▶ _What is needed_
Copy out each of the following items word for word.

▶ _Data records_
* * * * * * * * *
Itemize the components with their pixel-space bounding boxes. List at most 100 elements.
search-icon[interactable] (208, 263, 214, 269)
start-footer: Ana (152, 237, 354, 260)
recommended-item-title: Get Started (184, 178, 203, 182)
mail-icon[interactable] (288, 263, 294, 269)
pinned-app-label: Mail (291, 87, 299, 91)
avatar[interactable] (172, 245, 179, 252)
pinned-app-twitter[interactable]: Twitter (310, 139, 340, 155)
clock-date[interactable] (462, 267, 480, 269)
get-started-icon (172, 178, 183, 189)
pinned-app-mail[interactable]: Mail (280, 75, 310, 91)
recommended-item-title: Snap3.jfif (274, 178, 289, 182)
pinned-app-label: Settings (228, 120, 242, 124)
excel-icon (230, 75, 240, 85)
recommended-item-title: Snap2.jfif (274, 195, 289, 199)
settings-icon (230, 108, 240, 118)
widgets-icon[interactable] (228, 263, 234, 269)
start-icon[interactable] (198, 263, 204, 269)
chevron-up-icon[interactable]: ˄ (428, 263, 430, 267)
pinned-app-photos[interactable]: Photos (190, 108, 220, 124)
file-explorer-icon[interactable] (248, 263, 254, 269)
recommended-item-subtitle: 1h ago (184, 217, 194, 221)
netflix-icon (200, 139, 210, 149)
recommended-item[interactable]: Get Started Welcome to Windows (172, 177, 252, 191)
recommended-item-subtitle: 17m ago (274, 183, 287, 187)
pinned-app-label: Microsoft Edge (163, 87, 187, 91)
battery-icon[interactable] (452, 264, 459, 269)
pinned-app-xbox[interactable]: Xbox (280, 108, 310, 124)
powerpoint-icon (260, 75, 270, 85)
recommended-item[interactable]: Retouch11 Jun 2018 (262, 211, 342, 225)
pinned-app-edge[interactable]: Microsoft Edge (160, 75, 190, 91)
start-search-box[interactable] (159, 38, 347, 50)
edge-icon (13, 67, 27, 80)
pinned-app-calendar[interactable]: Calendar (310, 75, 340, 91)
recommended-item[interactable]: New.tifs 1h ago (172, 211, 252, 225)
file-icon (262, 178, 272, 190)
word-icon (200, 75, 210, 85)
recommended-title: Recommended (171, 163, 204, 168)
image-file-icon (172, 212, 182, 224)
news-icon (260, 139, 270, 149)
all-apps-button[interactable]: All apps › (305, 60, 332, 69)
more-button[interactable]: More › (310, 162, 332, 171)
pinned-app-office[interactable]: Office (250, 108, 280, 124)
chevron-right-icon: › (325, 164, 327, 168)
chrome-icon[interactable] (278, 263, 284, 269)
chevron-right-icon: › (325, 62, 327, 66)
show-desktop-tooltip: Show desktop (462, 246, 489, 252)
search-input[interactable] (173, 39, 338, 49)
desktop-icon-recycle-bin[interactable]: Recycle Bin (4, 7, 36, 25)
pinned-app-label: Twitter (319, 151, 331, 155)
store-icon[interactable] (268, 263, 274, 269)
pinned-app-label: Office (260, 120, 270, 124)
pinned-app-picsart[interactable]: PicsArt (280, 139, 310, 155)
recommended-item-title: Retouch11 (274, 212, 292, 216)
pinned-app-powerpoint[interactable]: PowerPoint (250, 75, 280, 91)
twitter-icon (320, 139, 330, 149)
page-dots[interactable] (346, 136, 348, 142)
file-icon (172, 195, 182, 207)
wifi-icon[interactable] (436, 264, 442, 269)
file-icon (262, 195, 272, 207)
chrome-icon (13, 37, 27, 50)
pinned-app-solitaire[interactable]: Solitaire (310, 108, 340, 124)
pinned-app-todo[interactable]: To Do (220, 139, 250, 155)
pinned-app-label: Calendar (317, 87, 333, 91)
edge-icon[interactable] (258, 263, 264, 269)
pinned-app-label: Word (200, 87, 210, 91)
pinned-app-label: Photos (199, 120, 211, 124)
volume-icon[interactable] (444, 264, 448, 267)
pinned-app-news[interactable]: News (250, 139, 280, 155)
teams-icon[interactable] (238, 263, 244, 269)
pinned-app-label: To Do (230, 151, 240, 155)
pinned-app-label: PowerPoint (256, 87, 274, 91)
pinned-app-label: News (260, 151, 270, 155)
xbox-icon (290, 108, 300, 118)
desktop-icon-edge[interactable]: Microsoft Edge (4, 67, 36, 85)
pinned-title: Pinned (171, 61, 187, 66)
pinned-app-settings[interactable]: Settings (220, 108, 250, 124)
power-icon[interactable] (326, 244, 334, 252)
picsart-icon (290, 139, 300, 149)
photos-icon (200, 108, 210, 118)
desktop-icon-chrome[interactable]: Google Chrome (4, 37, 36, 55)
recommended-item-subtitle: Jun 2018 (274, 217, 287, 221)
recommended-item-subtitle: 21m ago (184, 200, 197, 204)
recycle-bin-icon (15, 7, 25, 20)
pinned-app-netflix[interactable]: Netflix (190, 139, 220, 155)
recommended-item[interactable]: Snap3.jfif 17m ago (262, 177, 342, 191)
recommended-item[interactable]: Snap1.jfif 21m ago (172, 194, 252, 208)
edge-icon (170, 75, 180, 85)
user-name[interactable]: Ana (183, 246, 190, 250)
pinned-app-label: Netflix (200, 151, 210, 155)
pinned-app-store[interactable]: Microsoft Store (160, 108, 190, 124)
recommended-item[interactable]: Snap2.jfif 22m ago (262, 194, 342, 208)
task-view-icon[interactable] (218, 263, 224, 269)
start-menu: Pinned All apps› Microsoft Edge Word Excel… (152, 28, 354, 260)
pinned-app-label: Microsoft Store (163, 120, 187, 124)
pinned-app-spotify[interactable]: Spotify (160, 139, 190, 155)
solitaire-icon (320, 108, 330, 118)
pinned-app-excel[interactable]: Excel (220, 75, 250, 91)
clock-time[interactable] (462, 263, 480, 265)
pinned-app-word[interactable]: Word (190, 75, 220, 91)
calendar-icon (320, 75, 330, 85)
* * * * * * * * *
▶ _Exercise response_
Itemize the components with their pixel-space bounding boxes. List at most 100 elements.
search-icon[interactable] (208, 263, 214, 269)
start-footer: Ana (152, 237, 354, 260)
recommended-item-title: Get Started (184, 178, 203, 182)
mail-icon[interactable] (288, 263, 294, 269)
pinned-app-label: Mail (291, 87, 299, 91)
avatar[interactable] (172, 245, 179, 252)
pinned-app-twitter[interactable]: Twitter (310, 139, 340, 155)
clock-date[interactable] (462, 267, 480, 269)
get-started-icon (172, 178, 183, 189)
pinned-app-mail[interactable]: Mail (280, 75, 310, 91)
recommended-item-title: Snap3.jfif (274, 178, 289, 182)
pinned-app-label: Settings (228, 120, 242, 124)
excel-icon (230, 75, 240, 85)
recommended-item-title: Snap2.jfif (274, 195, 289, 199)
settings-icon (230, 108, 240, 118)
widgets-icon[interactable] (228, 263, 234, 269)
start-icon[interactable] (198, 263, 204, 269)
chevron-up-icon[interactable]: ˄ (428, 263, 430, 267)
pinned-app-photos[interactable]: Photos (190, 108, 220, 124)
file-explorer-icon[interactable] (248, 263, 254, 269)
recommended-item-subtitle: 1h ago (184, 217, 194, 221)
netflix-icon (200, 139, 210, 149)
recommended-item[interactable]: Get Started Welcome to Windows (172, 177, 252, 191)
recommended-item-subtitle: 17m ago (274, 183, 287, 187)
pinned-app-label: Microsoft Edge (163, 87, 187, 91)
battery-icon[interactable] (452, 264, 459, 269)
pinned-app-xbox[interactable]: Xbox (280, 108, 310, 124)
powerpoint-icon (260, 75, 270, 85)
recommended-item[interactable]: Retouch11 Jun 2018 (262, 211, 342, 225)
pinned-app-edge[interactable]: Microsoft Edge (160, 75, 190, 91)
start-search-box[interactable] (159, 38, 347, 50)
edge-icon (13, 67, 27, 80)
pinned-app-calendar[interactable]: Calendar (310, 75, 340, 91)
recommended-item[interactable]: New.tifs 1h ago (172, 211, 252, 225)
file-icon (262, 178, 272, 190)
word-icon (200, 75, 210, 85)
recommended-title: Recommended (171, 163, 204, 168)
image-file-icon (172, 212, 182, 224)
news-icon (260, 139, 270, 149)
all-apps-button[interactable]: All apps › (305, 60, 332, 69)
more-button[interactable]: More › (310, 162, 332, 171)
pinned-app-office[interactable]: Office (250, 108, 280, 124)
chevron-right-icon: › (325, 164, 327, 168)
chrome-icon[interactable] (278, 263, 284, 269)
chevron-right-icon: › (325, 62, 327, 66)
show-desktop-tooltip: Show desktop (462, 246, 489, 252)
search-input[interactable] (173, 39, 338, 49)
desktop-icon-recycle-bin[interactable]: Recycle Bin (4, 7, 36, 25)
pinned-app-label: Twitter (319, 151, 331, 155)
store-icon[interactable] (268, 263, 274, 269)
pinned-app-label: Office (260, 120, 270, 124)
pinned-app-picsart[interactable]: PicsArt (280, 139, 310, 155)
recommended-item-title: Retouch11 (274, 212, 292, 216)
pinned-app-powerpoint[interactable]: PowerPoint (250, 75, 280, 91)
twitter-icon (320, 139, 330, 149)
page-dots[interactable] (346, 136, 348, 142)
file-icon (172, 195, 182, 207)
wifi-icon[interactable] (436, 264, 442, 269)
file-icon (262, 195, 272, 207)
chrome-icon (13, 37, 27, 50)
pinned-app-solitaire[interactable]: Solitaire (310, 108, 340, 124)
pinned-app-todo[interactable]: To Do (220, 139, 250, 155)
pinned-app-label: Calendar (317, 87, 333, 91)
edge-icon[interactable] (258, 263, 264, 269)
pinned-app-label: Word (200, 87, 210, 91)
pinned-app-label: Photos (199, 120, 211, 124)
volume-icon[interactable] (444, 264, 448, 267)
pinned-app-news[interactable]: News (250, 139, 280, 155)
teams-icon[interactable] (238, 263, 244, 269)
pinned-app-label: To Do (230, 151, 240, 155)
pinned-app-label: PowerPoint (256, 87, 274, 91)
pinned-app-label: News (260, 151, 270, 155)
xbox-icon (290, 108, 300, 118)
desktop-icon-edge[interactable]: Microsoft Edge (4, 67, 36, 85)
pinned-title: Pinned (171, 61, 187, 66)
pinned-app-settings[interactable]: Settings (220, 108, 250, 124)
power-icon[interactable] (326, 244, 334, 252)
picsart-icon (290, 139, 300, 149)
photos-icon (200, 108, 210, 118)
desktop-icon-chrome[interactable]: Google Chrome (4, 37, 36, 55)
recommended-item-subtitle: Jun 2018 (274, 217, 287, 221)
recommended-item-subtitle: 21m ago (184, 200, 197, 204)
recycle-bin-icon (15, 7, 25, 20)
pinned-app-netflix[interactable]: Netflix (190, 139, 220, 155)
recommended-item[interactable]: Snap3.jfif 17m ago (262, 177, 342, 191)
recommended-item[interactable]: Snap1.jfif 21m ago (172, 194, 252, 208)
edge-icon (170, 75, 180, 85)
user-name[interactable]: Ana (183, 246, 190, 250)
pinned-app-label: Netflix (200, 151, 210, 155)
pinned-app-store[interactable]: Microsoft Store (160, 108, 190, 124)
recommended-item[interactable]: Snap2.jfif 22m ago (262, 194, 342, 208)
task-view-icon[interactable] (218, 263, 224, 269)
start-menu: Pinned All apps› Microsoft Edge Word Excel… (152, 28, 354, 260)
pinned-app-label: Microsoft Store (163, 120, 187, 124)
pinned-app-spotify[interactable]: Spotify (160, 139, 190, 155)
solitaire-icon (320, 108, 330, 118)
pinned-app-excel[interactable]: Excel (220, 75, 250, 91)
clock-time[interactable] (462, 263, 480, 265)
pinned-app-word[interactable]: Word (190, 75, 220, 91)
calendar-icon (320, 75, 330, 85)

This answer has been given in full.